■ GOAL ■
In the listing below, find every line with the string "this" and pull it out.

■ LISTED ENTRIES ■
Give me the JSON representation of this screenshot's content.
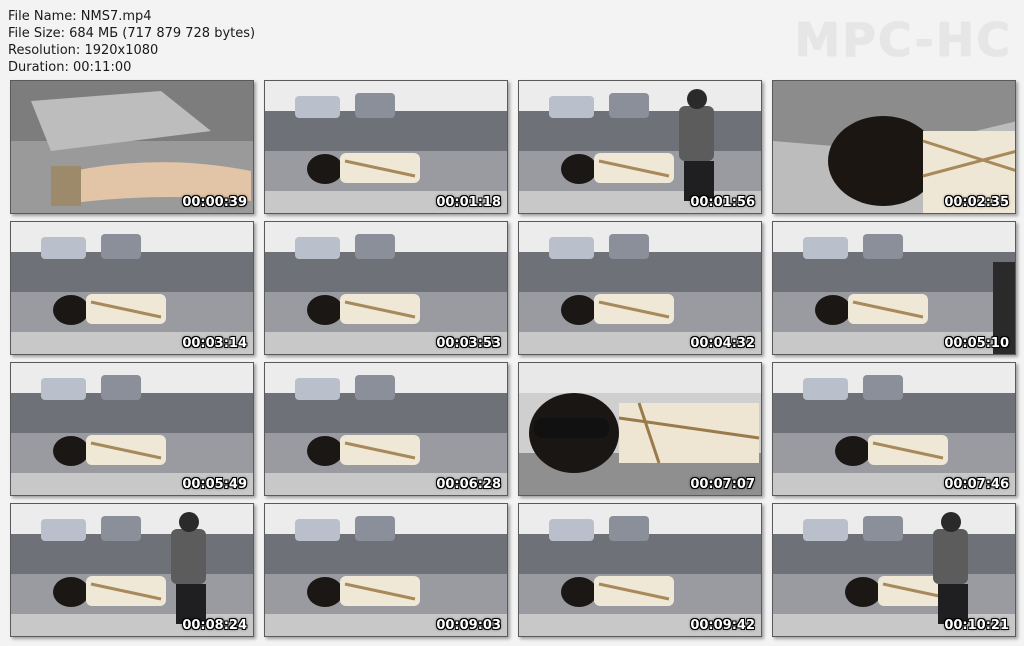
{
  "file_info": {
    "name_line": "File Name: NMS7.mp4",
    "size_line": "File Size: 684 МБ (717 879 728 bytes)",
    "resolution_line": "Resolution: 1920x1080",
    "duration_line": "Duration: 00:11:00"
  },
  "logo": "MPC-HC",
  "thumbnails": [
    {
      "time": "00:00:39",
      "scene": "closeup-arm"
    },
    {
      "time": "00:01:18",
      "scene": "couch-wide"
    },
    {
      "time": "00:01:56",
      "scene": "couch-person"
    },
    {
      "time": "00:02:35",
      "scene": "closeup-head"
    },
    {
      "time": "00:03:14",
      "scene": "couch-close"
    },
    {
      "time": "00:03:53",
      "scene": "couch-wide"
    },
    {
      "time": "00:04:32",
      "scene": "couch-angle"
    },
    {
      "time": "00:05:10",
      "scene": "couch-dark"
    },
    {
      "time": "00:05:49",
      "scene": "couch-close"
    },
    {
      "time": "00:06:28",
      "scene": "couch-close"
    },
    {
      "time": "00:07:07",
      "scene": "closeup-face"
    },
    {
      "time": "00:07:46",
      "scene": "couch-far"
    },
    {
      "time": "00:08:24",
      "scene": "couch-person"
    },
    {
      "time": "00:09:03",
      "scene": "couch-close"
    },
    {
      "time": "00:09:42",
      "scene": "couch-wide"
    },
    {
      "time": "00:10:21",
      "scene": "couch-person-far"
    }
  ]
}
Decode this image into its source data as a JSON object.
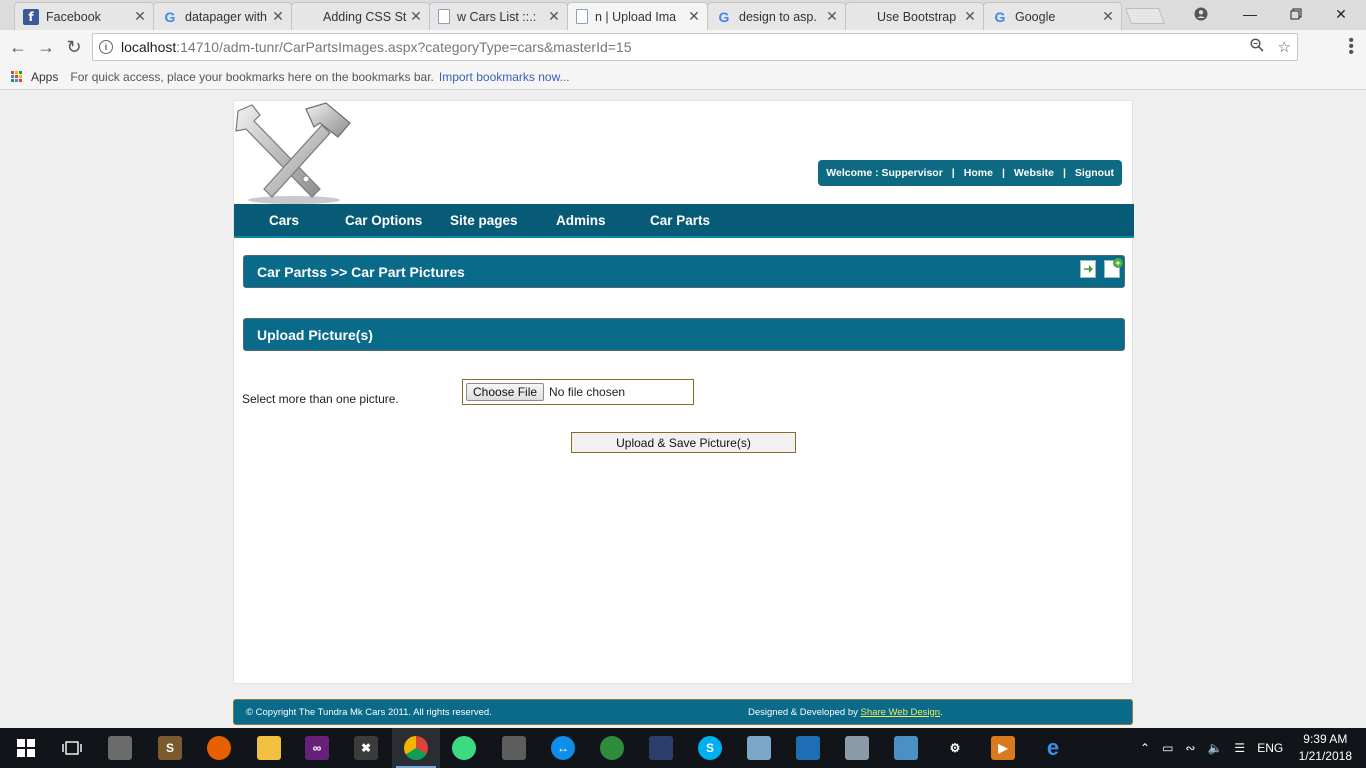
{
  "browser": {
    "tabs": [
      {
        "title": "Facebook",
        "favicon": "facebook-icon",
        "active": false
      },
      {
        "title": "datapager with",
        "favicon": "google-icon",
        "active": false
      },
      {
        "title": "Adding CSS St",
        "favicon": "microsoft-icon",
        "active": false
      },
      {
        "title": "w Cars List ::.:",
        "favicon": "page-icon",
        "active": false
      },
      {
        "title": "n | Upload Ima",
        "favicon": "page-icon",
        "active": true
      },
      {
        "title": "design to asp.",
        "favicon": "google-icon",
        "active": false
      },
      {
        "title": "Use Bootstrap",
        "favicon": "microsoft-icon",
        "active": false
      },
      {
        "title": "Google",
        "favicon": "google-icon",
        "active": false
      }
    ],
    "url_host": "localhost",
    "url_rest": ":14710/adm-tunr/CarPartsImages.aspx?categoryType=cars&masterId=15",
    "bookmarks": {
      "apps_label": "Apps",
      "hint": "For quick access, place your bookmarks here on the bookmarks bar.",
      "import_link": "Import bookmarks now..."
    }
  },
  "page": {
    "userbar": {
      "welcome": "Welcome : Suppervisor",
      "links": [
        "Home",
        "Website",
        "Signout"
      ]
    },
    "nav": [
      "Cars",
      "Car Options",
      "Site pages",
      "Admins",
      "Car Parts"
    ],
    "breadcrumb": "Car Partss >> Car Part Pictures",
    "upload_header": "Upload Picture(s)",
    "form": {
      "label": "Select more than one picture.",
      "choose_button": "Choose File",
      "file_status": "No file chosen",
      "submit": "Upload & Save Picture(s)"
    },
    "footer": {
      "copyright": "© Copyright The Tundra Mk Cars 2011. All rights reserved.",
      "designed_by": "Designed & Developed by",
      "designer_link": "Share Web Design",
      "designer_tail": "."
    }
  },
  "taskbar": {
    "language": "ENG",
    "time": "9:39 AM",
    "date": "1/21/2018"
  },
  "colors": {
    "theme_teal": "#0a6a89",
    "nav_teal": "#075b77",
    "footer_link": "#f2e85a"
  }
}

■ COMPLETED TASK ■
Give me the JSON representation of this screenshot's content.
Decode this image into its source data as a JSON object.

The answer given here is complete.